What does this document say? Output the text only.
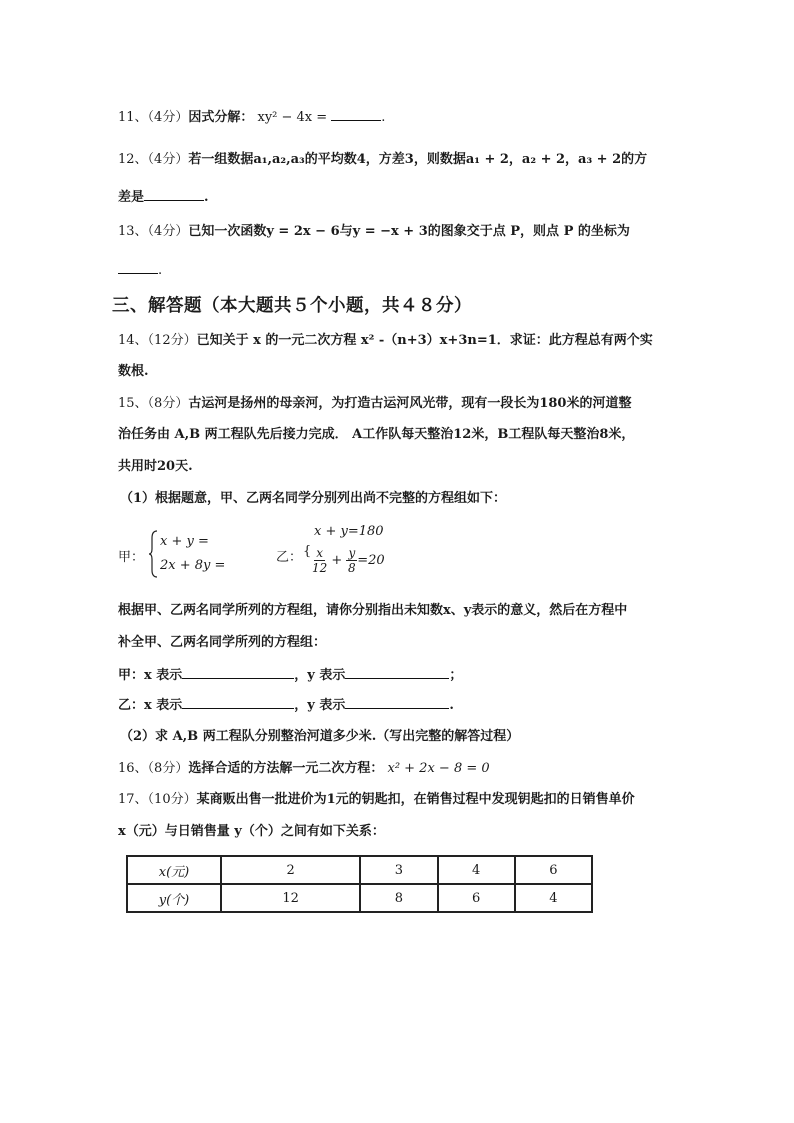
11、（4分）因式分解： xy² − 4x =	.
12、（4分）若一组数据a₁,a₂,a₃的平均数4，方差3，则数据a₁ + 2，a₂ + 2，a₃ + 2的方
差是	.
13、（4分）已知一次函数y = 2x − 6与y = −x + 3的图象交于点 P，则点 P 的坐标为
.
三、解答题（本大题共５个小题，共４８分）
14、（12分）已知关于 x 的一元二次方程 x² -（n+3）x+3n=1．求证：此方程总有两个实
数根.
15、（8分）古运河是扬州的母亲河，为打造古运河风光带，现有一段长为180米的河道整
治任务由 A,B 两工程队先后接力完成． A工作队每天整治12米，B工程队每天整治8米，
共用时20天.
（1）根据题意，甲、乙两名同学分别列出尚不完整的方程组如下：
甲：
x + y =
2x + 8y =
乙：
x + y=180
{ $\frac{x}{12} + \frac{y}{8} =20$
根据甲、乙两名同学所列的方程组，请你分别指出未知数x、y表示的意义，然后在方程中
补全甲、乙两名同学所列的方程组：
甲：x 表示	，y 表示	；
乙：x 表示	，y 表示	.
（2）求 A,B 两工程队分别整治河道多少米.（写出完整的解答过程）
16、（8分）选择合适的方法解一元二次方程： x² + 2x − 8 = 0
17、（10分）某商贩出售一批进价为1元的钥匙扣，在销售过程中发现钥匙扣的日销售单价
x（元）与日销售量 y（个）之间有如下关系：
x(元)	2	3	4	6
y(个)	12	8	6	4
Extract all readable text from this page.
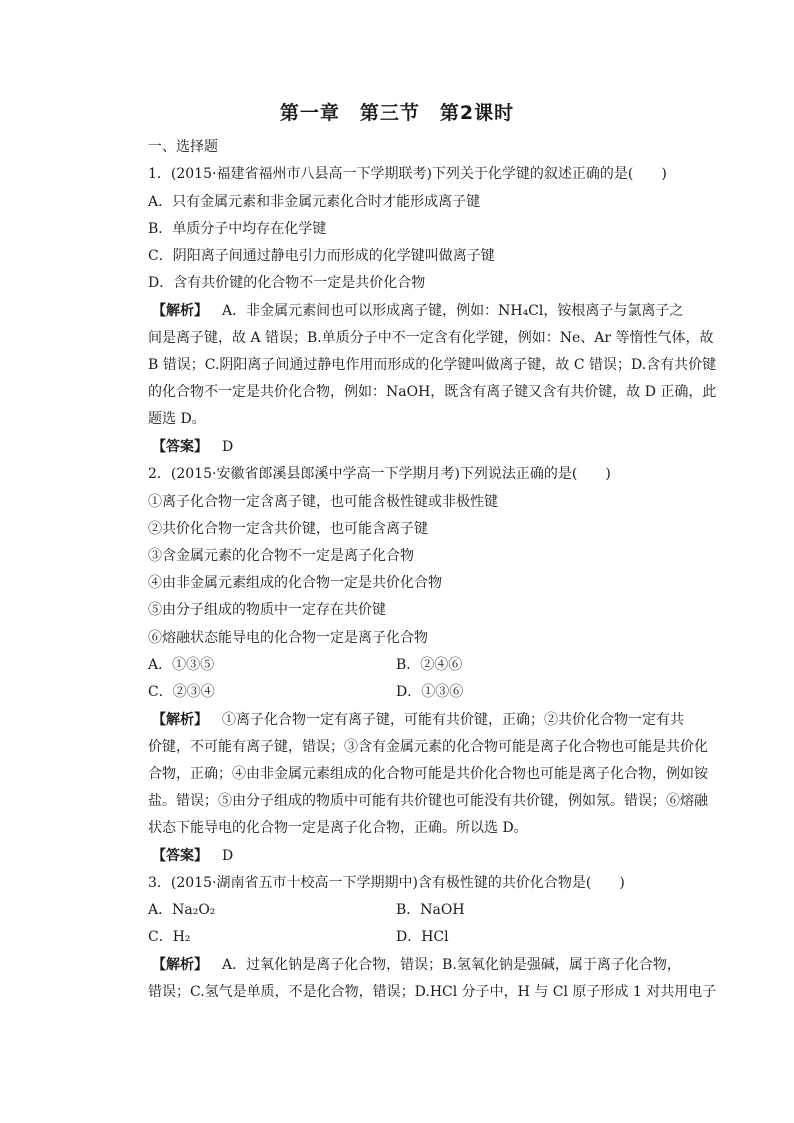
第一章　第三节　第2课时
一、选择题
1．(2015·福建省福州市八县高一下学期联考)下列关于化学键的叙述正确的是(　　)
A．只有金属元素和非金属元素化合时才能形成离子键
B．单质分子中均存在化学键
C．阴阳离子间通过静电引力而形成的化学键叫做离子键
D．含有共价键的化合物不一定是共价化合物
【解析】 A．非金属元素间也可以形成离子键，例如：NH₄Cl，铵根离子与氯离子之
间是离子键，故 A 错误；B.单质分子中不一定含有化学键，例如：Ne、Ar 等惰性气体，故
B 错误；C.阴阳离子间通过静电作用而形成的化学键叫做离子键，故 C 错误；D.含有共价键
的化合物不一定是共价化合物，例如：NaOH，既含有离子键又含有共价键，故 D 正确，此
题选 D。
【答案】 D
2．(2015·安徽省郎溪县郎溪中学高一下学期月考)下列说法正确的是(　　)
①离子化合物一定含离子键，也可能含极性键或非极性键
②共价化合物一定含共价键，也可能含离子键
③含金属元素的化合物不一定是离子化合物
④由非金属元素组成的化合物一定是共价化合物
⑤由分子组成的物质中一定存在共价键
⑥熔融状态能导电的化合物一定是离子化合物
A．①③⑤	B．②④⑥
C．②③④	D．①③⑥
【解析】 ①离子化合物一定有离子键，可能有共价键，正确；②共价化合物一定有共
价键，不可能有离子键，错误；③含有金属元素的化合物可能是离子化合物也可能是共价化
合物，正确；④由非金属元素组成的化合物可能是共价化合物也可能是离子化合物，例如铵
盐。错误；⑤由分子组成的物质中可能有共价键也可能没有共价键，例如氖。错误；⑥熔融
状态下能导电的化合物一定是离子化合物，正确。所以选 D。
【答案】 D
3．(2015·湖南省五市十校高一下学期期中)含有极性键的共价化合物是(　　)
A．Na₂O₂	B．NaOH
C．H₂	D．HCl
【解析】 A．过氧化钠是离子化合物，错误；B.氢氧化钠是强碱，属于离子化合物，
错误；C.氢气是单质，不是化合物，错误；D.HCl 分子中，H 与 Cl 原子形成 1 对共用电子
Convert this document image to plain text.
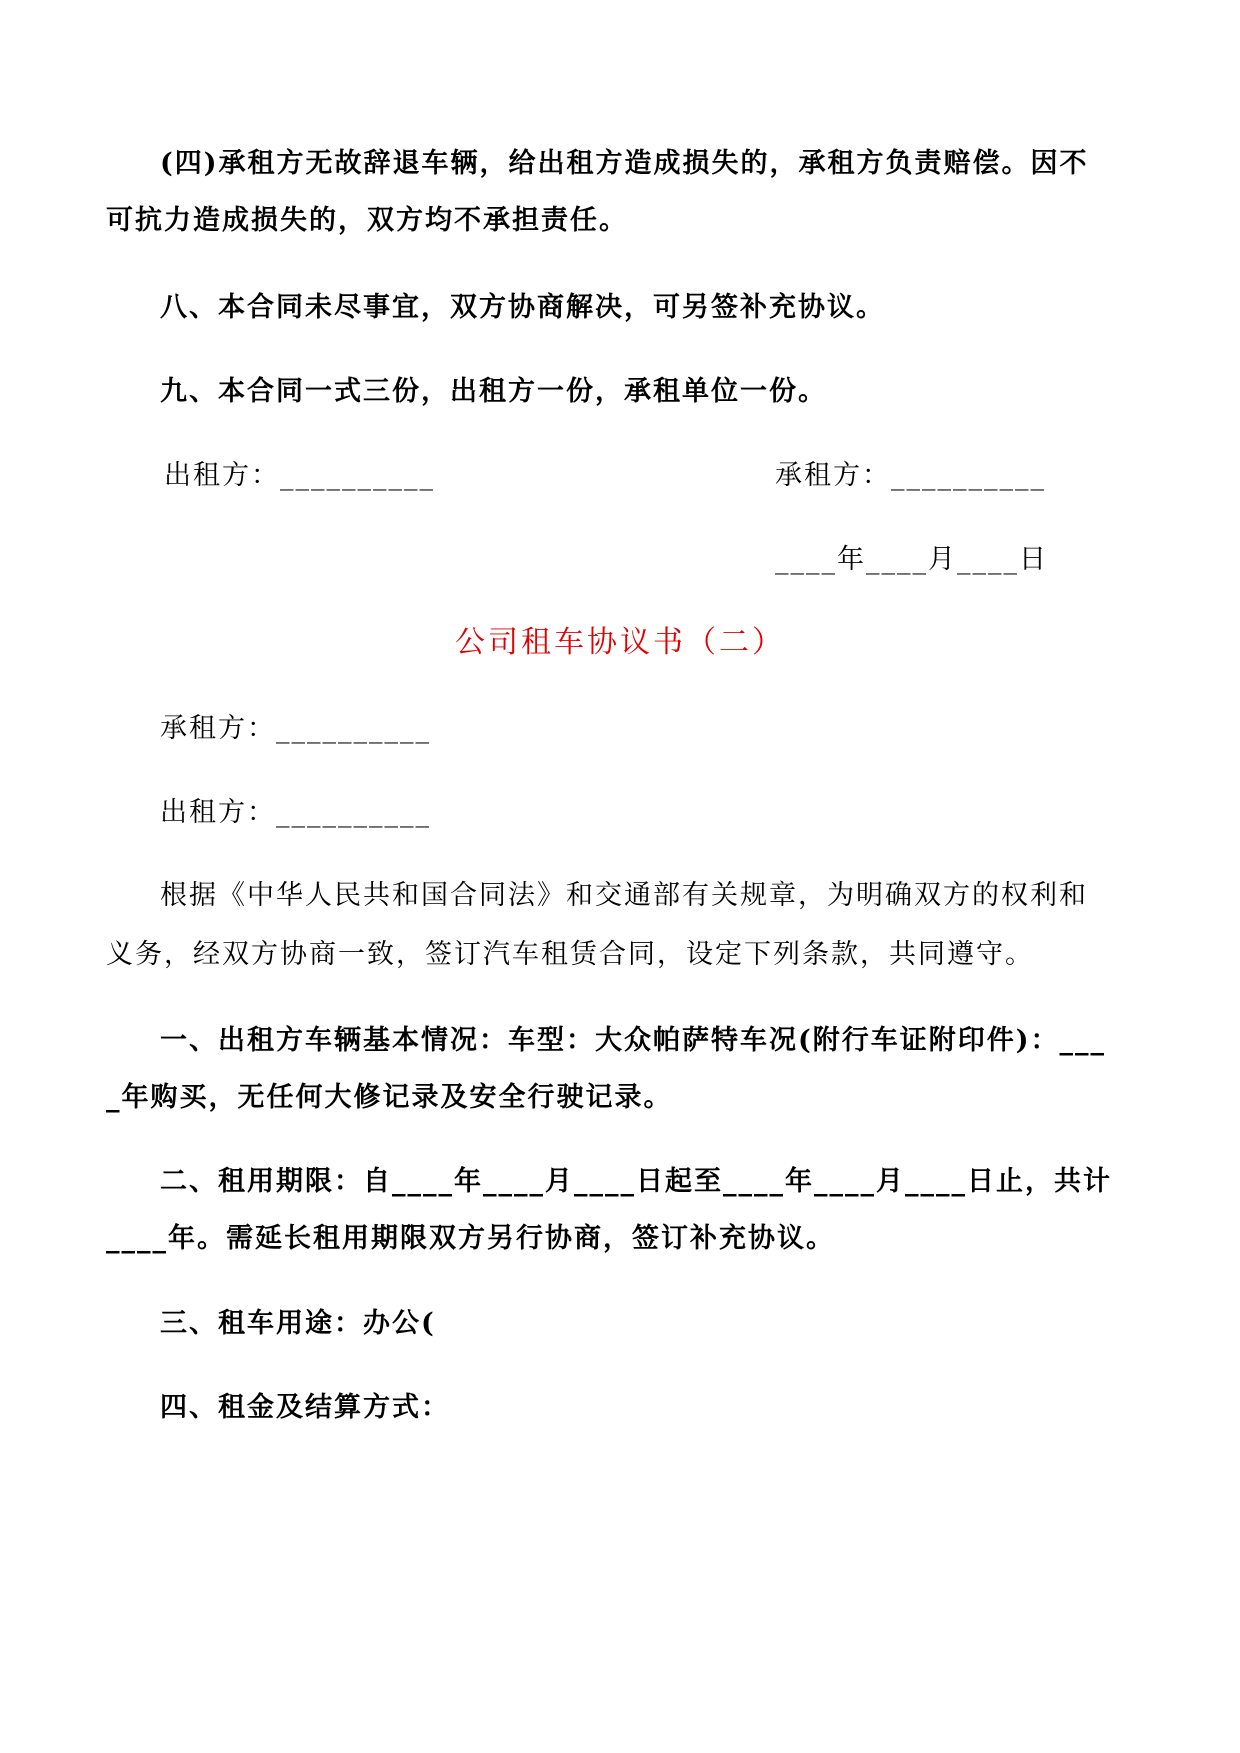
(四)承租方无故辞退车辆，给出租方造成损失的，承租方负责赔偿。因不
可抗力造成损失的，双方均不承担责任。
八、本合同未尽事宜，双方协商解决，可另签补充协议。
九、本合同一式三份，出租方一份，承租单位一份。
出租方：__________	承租方：__________
____年____月____日
公司租车协议书（二）
承租方：__________
出租方：__________
根据《中华人民共和国合同法》和交通部有关规章，为明确双方的权利和
义务，经双方协商一致，签订汽车租赁合同，设定下列条款，共同遵守。
一、出租方车辆基本情况：车型：大众帕萨特车况(附行车证附印件)：___
_年购买，无任何大修记录及安全行驶记录。
二、租用期限：自____年____月____日起至____年____月____日止，共计
____年。需延长租用期限双方另行协商，签订补充协议。
三、租车用途：办公(
四、租金及结算方式：
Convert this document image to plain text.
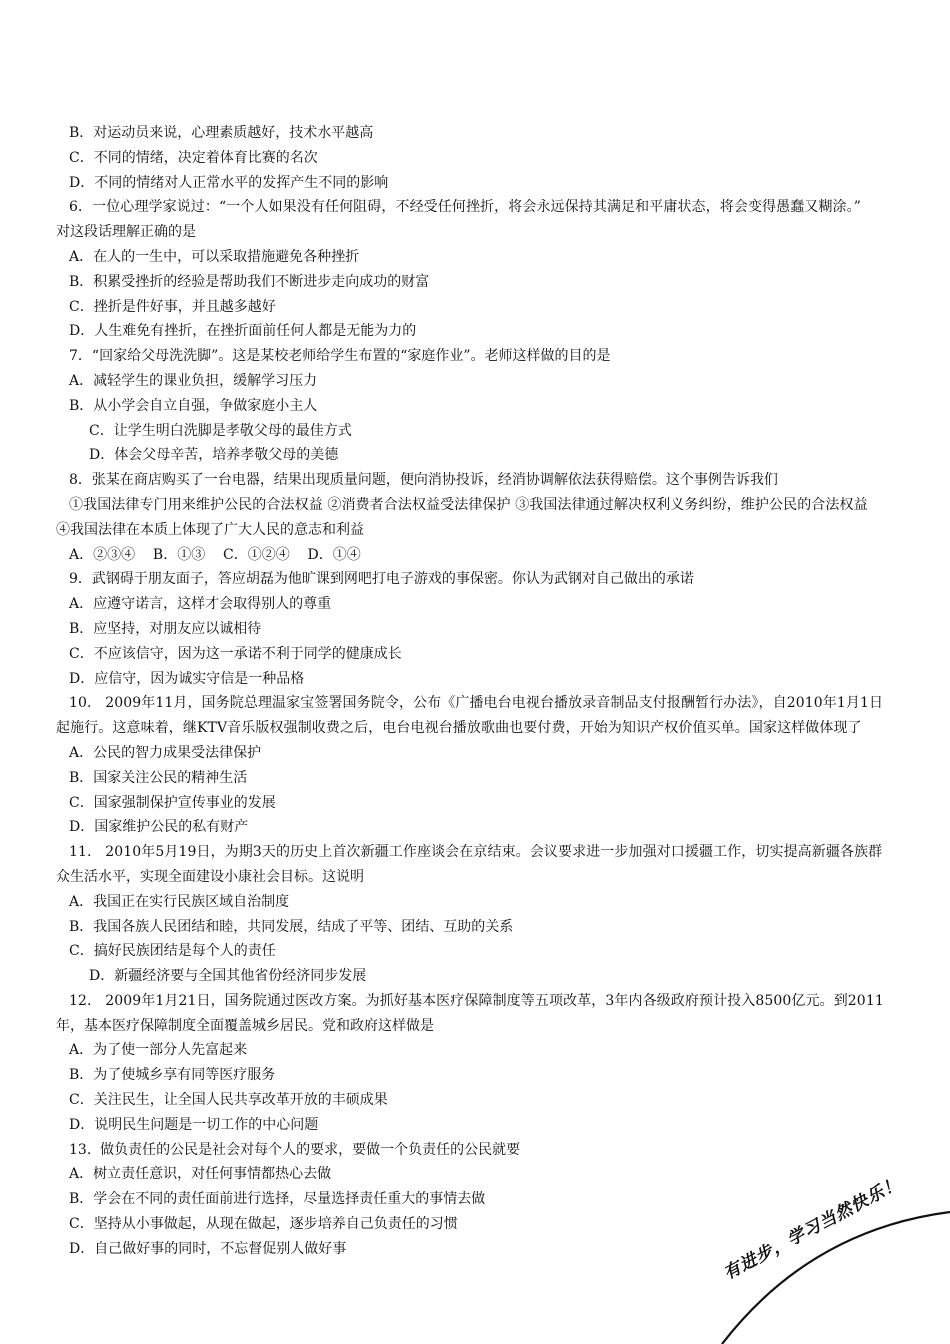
B．对运动员来说，心理素质越好，技术水平越高
C．不同的情绪，决定着体育比赛的名次
D．不同的情绪对人正常水平的发挥产生不同的影响
6．一位心理学家说过：“一个人如果没有任何阻碍，不经受任何挫折，将会永远保持其满足和平庸状态，将会变得愚蠢又糊涂。”
对这段话理解正确的是
A．在人的一生中，可以采取措施避免各种挫折
B．积累受挫折的经验是帮助我们不断进步走向成功的财富
C．挫折是件好事，并且越多越好
D．人生难免有挫折，在挫折面前任何人都是无能为力的
7．“回家给父母洗洗脚”。这是某校老师给学生布置的“家庭作业”。老师这样做的目的是
A．减轻学生的课业负担，缓解学习压力
B．从小学会自立自强，争做家庭小主人
C．让学生明白洗脚是孝敬父母的最佳方式
D．体会父母辛苦，培养孝敬父母的美德
8．张某在商店购买了一台电器，结果出现质量问题，便向消协投诉，经消协调解依法获得赔偿。这个事例告诉我们
①我国法律专门用来维护公民的合法权益 ②消费者合法权益受法律保护 ③我国法律通过解决权利义务纠纷，维护公民的合法权益
④我国法律在本质上体现了广大人民的意志和利益
A．②③④    B．①③    C．①②④    D．①④
9．武钢碍于朋友面子，答应胡磊为他旷课到网吧打电子游戏的事保密。你认为武钢对自己做出的承诺
A．应遵守诺言，这样才会取得别人的尊重
B．应坚持，对朋友应以诚相待
C．不应该信守，因为这一承诺不利于同学的健康成长
D．应信守，因为诚实守信是一种品格
10.   2009年11月，国务院总理温家宝签署国务院令，公布《广播电台电视台播放录音制品支付报酬暂行办法》，自2010年1月1日
起施行。这意味着，继KTV音乐版权强制收费之后，电台电视台播放歌曲也要付费，开始为知识产权价值买单。国家这样做体现了
A．公民的智力成果受法律保护
B．国家关注公民的精神生活
C．国家强制保护宣传事业的发展
D．国家维护公民的私有财产
11.   2010年5月19日，为期3天的历史上首次新疆工作座谈会在京结束。会议要求进一步加强对口援疆工作，切实提高新疆各族群
众生活水平，实现全面建设小康社会目标。这说明
A．我国正在实行民族区域自治制度
B．我国各族人民团结和睦，共同发展，结成了平等、团结、互助的关系
C．搞好民族团结是每个人的责任
D．新疆经济要与全国其他省份经济同步发展
12.   2009年1月21日，国务院通过医改方案。为抓好基本医疗保障制度等五项改革，3年内各级政府预计投入8500亿元。到2011
年，基本医疗保障制度全面覆盖城乡居民。党和政府这样做是
A．为了使一部分人先富起来
B．为了使城乡享有同等医疗服务
C．关注民生，让全国人民共享改革开放的丰硕成果
D．说明民生问题是一切工作的中心问题
13.  做负责任的公民是社会对每个人的要求，要做一个负责任的公民就要
A．树立责任意识，对任何事情都热心去做
B．学会在不同的责任面前进行选择，尽量选择责任重大的事情去做
C．坚持从小事做起，从现在做起，逐步培养自己负责任的习惯
D．自己做好事的同时，不忘督促别人做好事	有进步，学习当然快乐！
• • •
**EXERCISE OBJECTIVE:** Reproduce the entries above exactly. Do not include the images.

**SOLUTION FOR THIS TASK:**
What does this document say? Output the text only.
11、（4分）因式分解： xy² − 4x =	.
12、（4分）若一组数据a₁,a₂,a₃的平均数4，方差3，则数据a₁ + 2，a₂ + 2，a₃ + 2的方
差是	.
13、（4分）已知一次函数y = 2x − 6与y = −x + 3的图象交于点 P，则点 P 的坐标为
.
三、解答题（本大题共５个小题，共４８分）
14、（12分）已知关于 x 的一元二次方程 x² -（n+3）x+3n=1．求证：此方程总有两个实
数根.
15、（8分）古运河是扬州的母亲河，为打造古运河风光带，现有一段长为180米的河道整
治任务由 A,B 两工程队先后接力完成． A工作队每天整治12米，B工程队每天整治8米，
共用时20天.
（1）根据题意，甲、乙两名同学分别列出尚不完整的方程组如下：
甲：
x + y =
2x + 8y =
乙：
x + y=180
{ $\frac{x}{12} + \frac{y}{8} =20$
根据甲、乙两名同学所列的方程组，请你分别指出未知数x、y表示的意义，然后在方程中
补全甲、乙两名同学所列的方程组：
甲：x 表示	，y 表示	；
乙：x 表示	，y 表示	.
（2）求 A,B 两工程队分别整治河道多少米.（写出完整的解答过程）
16、（8分）选择合适的方法解一元二次方程： x² + 2x − 8 = 0
17、（10分）某商贩出售一批进价为1元的钥匙扣，在销售过程中发现钥匙扣的日销售单价
x（元）与日销售量 y（个）之间有如下关系：
x(元)	2	3	4	6
y(个)	12	8	6	4
Extract all readable text from this page.
第一章　第三节　第2课时
一、选择题
1．(2015·福建省福州市八县高一下学期联考)下列关于化学键的叙述正确的是(　　)
A．只有金属元素和非金属元素化合时才能形成离子键
B．单质分子中均存在化学键
C．阴阳离子间通过静电引力而形成的化学键叫做离子键
D．含有共价键的化合物不一定是共价化合物
【解析】 A．非金属元素间也可以形成离子键，例如：NH₄Cl，铵根离子与氯离子之
间是离子键，故 A 错误；B.单质分子中不一定含有化学键，例如：Ne、Ar 等惰性气体，故
B 错误；C.阴阳离子间通过静电作用而形成的化学键叫做离子键，故 C 错误；D.含有共价键
的化合物不一定是共价化合物，例如：NaOH，既含有离子键又含有共价键，故 D 正确，此
题选 D。
【答案】 D
2．(2015·安徽省郎溪县郎溪中学高一下学期月考)下列说法正确的是(　　)
①离子化合物一定含离子键，也可能含极性键或非极性键
②共价化合物一定含共价键，也可能含离子键
③含金属元素的化合物不一定是离子化合物
④由非金属元素组成的化合物一定是共价化合物
⑤由分子组成的物质中一定存在共价键
⑥熔融状态能导电的化合物一定是离子化合物
A．①③⑤	B．②④⑥
C．②③④	D．①③⑥
【解析】 ①离子化合物一定有离子键，可能有共价键，正确；②共价化合物一定有共
价键，不可能有离子键，错误；③含有金属元素的化合物可能是离子化合物也可能是共价化
合物，正确；④由非金属元素组成的化合物可能是共价化合物也可能是离子化合物，例如铵
盐。错误；⑤由分子组成的物质中可能有共价键也可能没有共价键，例如氖。错误；⑥熔融
状态下能导电的化合物一定是离子化合物，正确。所以选 D。
【答案】 D
3．(2015·湖南省五市十校高一下学期期中)含有极性键的共价化合物是(　　)
A．Na₂O₂	B．NaOH
C．H₂	D．HCl
【解析】 A．过氧化钠是离子化合物，错误；B.氢氧化钠是强碱，属于离子化合物，
错误；C.氢气是单质，不是化合物，错误；D.HCl 分子中，H 与 Cl 原子形成 1 对共用电子
Convert this document image to plain text.
(四)承租方无故辞退车辆，给出租方造成损失的，承租方负责赔偿。因不
可抗力造成损失的，双方均不承担责任。
八、本合同未尽事宜，双方协商解决，可另签补充协议。
九、本合同一式三份，出租方一份，承租单位一份。
出租方：__________	承租方：__________
____年____月____日
公司租车协议书（二）
承租方：__________
出租方：__________
根据《中华人民共和国合同法》和交通部有关规章，为明确双方的权利和
义务，经双方协商一致，签订汽车租赁合同，设定下列条款，共同遵守。
一、出租方车辆基本情况：车型：大众帕萨特车况(附行车证附印件)：___
_年购买，无任何大修记录及安全行驶记录。
二、租用期限：自____年____月____日起至____年____月____日止，共计
____年。需延长租用期限双方另行协商，签订补充协议。
三、租车用途：办公(
四、租金及结算方式：
Convert this document image to plain text.
B．对运动员来说，心理素质越好，技术水平越高
C．不同的情绪，决定着体育比赛的名次
D．不同的情绪对人正常水平的发挥产生不同的影响
6．一位心理学家说过：“一个人如果没有任何阻碍，不经受任何挫折，将会永远保持其满足和平庸状态，将会变得愚蠢又糊涂。”
对这段话理解正确的是
A．在人的一生中，可以采取措施避免各种挫折
B．积累受挫折的经验是帮助我们不断进步走向成功的财富
C．挫折是件好事，并且越多越好
D．人生难免有挫折，在挫折面前任何人都是无能为力的
7．“回家给父母洗洗脚”。这是某校老师给学生布置的“家庭作业”。老师这样做的目的是
A．减轻学生的课业负担，缓解学习压力
B．从小学会自立自强，争做家庭小主人
C．让学生明白洗脚是孝敬父母的最佳方式
D．体会父母辛苦，培养孝敬父母的美德
8．张某在商店购买了一台电器，结果出现质量问题，便向消协投诉，经消协调解依法获得赔偿。这个事例告诉我们
①我国法律专门用来维护公民的合法权益 ②消费者合法权益受法律保护 ③我国法律通过解决权利义务纠纷，维护公民的合法权益
④我国法律在本质上体现了广大人民的意志和利益
A．②③④    B．①③    C．①②④    D．①④
9．武钢碍于朋友面子，答应胡磊为他旷课到网吧打电子游戏的事保密。你认为武钢对自己做出的承诺
A．应遵守诺言，这样才会取得别人的尊重
B．应坚持，对朋友应以诚相待
C．不应该信守，因为这一承诺不利于同学的健康成长
D．应信守，因为诚实守信是一种品格
10.   2009年11月，国务院总理温家宝签署国务院令，公布《广播电台电视台播放录音制品支付报酬暂行办法》，自2010年1月1日
起施行。这意味着，继KTV音乐版权强制收费之后，电台电视台播放歌曲也要付费，开始为知识产权价值买单。国家这样做体现了
A．公民的智力成果受法律保护
B．国家关注公民的精神生活
C．国家强制保护宣传事业的发展
D．国家维护公民的私有财产
11.   2010年5月19日，为期3天的历史上首次新疆工作座谈会在京结束。会议要求进一步加强对口援疆工作，切实提高新疆各族群
众生活水平，实现全面建设小康社会目标。这说明
A．我国正在实行民族区域自治制度
B．我国各族人民团结和睦，共同发展，结成了平等、团结、互助的关系
C．搞好民族团结是每个人的责任
D．新疆经济要与全国其他省份经济同步发展
12.   2009年1月21日，国务院通过医改方案。为抓好基本医疗保障制度等五项改革，3年内各级政府预计投入8500亿元。到2011
年，基本医疗保障制度全面覆盖城乡居民。党和政府这样做是
A．为了使一部分人先富起来
B．为了使城乡享有同等医疗服务
C．关注民生，让全国人民共享改革开放的丰硕成果
D．说明民生问题是一切工作的中心问题
13.  做负责任的公民是社会对每个人的要求，要做一个负责任的公民就要
A．树立责任意识，对任何事情都热心去做
B．学会在不同的责任面前进行选择，尽量选择责任重大的事情去做
C．坚持从小事做起，从现在做起，逐步培养自己负责任的习惯
D．自己做好事的同时，不忘督促别人做好事	有进步，学习当然快乐！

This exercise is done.